TASK TO CARRY OUT: Render every line of the records below as a JSON list of strings, one string per line, and leave out any blank lines.

GIVEN RECORDS:
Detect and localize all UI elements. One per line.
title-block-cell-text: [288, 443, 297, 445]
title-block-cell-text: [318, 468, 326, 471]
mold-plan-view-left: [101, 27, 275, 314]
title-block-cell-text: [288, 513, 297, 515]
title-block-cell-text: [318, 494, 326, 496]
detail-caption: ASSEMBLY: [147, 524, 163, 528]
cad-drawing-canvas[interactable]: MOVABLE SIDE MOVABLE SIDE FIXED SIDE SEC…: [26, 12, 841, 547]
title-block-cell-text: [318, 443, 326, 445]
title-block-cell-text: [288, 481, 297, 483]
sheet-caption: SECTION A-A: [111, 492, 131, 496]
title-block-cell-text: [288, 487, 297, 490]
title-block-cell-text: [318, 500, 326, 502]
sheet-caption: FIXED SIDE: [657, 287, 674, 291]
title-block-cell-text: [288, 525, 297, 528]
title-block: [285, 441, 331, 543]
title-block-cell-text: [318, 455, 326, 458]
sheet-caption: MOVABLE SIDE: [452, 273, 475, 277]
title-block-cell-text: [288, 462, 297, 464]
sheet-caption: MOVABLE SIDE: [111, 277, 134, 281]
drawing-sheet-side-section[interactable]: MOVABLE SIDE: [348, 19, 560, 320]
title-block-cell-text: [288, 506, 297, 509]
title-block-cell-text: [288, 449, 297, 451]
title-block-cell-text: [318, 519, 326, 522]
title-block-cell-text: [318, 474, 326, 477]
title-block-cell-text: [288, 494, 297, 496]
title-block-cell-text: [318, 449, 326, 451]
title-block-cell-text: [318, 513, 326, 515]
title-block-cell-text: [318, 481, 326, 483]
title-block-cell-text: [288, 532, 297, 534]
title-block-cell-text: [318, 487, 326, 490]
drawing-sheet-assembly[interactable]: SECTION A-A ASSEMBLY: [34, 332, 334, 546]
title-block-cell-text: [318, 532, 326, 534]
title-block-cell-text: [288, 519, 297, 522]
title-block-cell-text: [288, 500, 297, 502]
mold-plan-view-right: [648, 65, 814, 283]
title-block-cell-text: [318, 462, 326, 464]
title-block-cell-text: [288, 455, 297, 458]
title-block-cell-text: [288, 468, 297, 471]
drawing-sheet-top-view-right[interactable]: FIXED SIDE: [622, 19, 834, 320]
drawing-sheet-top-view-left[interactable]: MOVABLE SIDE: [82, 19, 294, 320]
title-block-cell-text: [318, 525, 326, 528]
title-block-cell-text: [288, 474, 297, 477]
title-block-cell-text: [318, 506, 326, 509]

RESULT OF THE EXERCISE:
[
  "Detect and localize all UI elements. One per line.",
  "title-block-cell-text: [288, 443, 297, 445]",
  "title-block-cell-text: [318, 468, 326, 471]",
  "mold-plan-view-left: [101, 27, 275, 314]",
  "title-block-cell-text: [288, 513, 297, 515]",
  "title-block-cell-text: [318, 494, 326, 496]",
  "detail-caption: ASSEMBLY: [147, 524, 163, 528]",
  "cad-drawing-canvas[interactable]: MOVABLE SIDE MOVABLE SIDE FIXED SIDE SEC…: [26, 12, 841, 547]",
  "title-block-cell-text: [318, 443, 326, 445]",
  "title-block-cell-text: [288, 481, 297, 483]",
  "sheet-caption: SECTION A-A: [111, 492, 131, 496]",
  "title-block-cell-text: [288, 487, 297, 490]",
  "title-block-cell-text: [318, 500, 326, 502]",
  "sheet-caption: FIXED SIDE: [657, 287, 674, 291]",
  "title-block-cell-text: [288, 525, 297, 528]",
  "title-block: [285, 441, 331, 543]",
  "title-block-cell-text: [318, 455, 326, 458]",
  "sheet-caption: MOVABLE SIDE: [452, 273, 475, 277]",
  "title-block-cell-text: [288, 462, 297, 464]",
  "sheet-caption: MOVABLE SIDE: [111, 277, 134, 281]",
  "drawing-sheet-side-section[interactable]: MOVABLE SIDE: [348, 19, 560, 320]",
  "title-block-cell-text: [288, 506, 297, 509]",
  "title-block-cell-text: [288, 449, 297, 451]",
  "title-block-cell-text: [318, 519, 326, 522]",
  "title-block-cell-text: [318, 474, 326, 477]",
  "title-block-cell-text: [288, 494, 297, 496]",
  "title-block-cell-text: [318, 449, 326, 451]",
  "title-block-cell-text: [318, 513, 326, 515]",
  "title-block-cell-text: [318, 481, 326, 483]",
  "title-block-cell-text: [288, 532, 297, 534]",
  "title-block-cell-text: [318, 487, 326, 490]",
  "drawing-sheet-assembly[interactable]: SECTION A-A ASSEMBLY: [34, 332, 334, 546]",
  "title-block-cell-text: [318, 532, 326, 534]",
  "title-block-cell-text: [288, 519, 297, 522]",
  "title-block-cell-text: [288, 500, 297, 502]",
  "mold-plan-view-right: [648, 65, 814, 283]",
  "title-block-cell-text: [318, 462, 326, 464]",
  "title-block-cell-text: [288, 455, 297, 458]",
  "title-block-cell-text: [288, 468, 297, 471]",
  "drawing-sheet-top-view-right[interactable]: FIXED SIDE: [622, 19, 834, 320]",
  "drawing-sheet-top-view-left[interactable]: MOVABLE SIDE: [82, 19, 294, 320]",
  "title-block-cell-text: [318, 525, 326, 528]",
  "title-block-cell-text: [288, 474, 297, 477]",
  "title-block-cell-text: [318, 506, 326, 509]"
]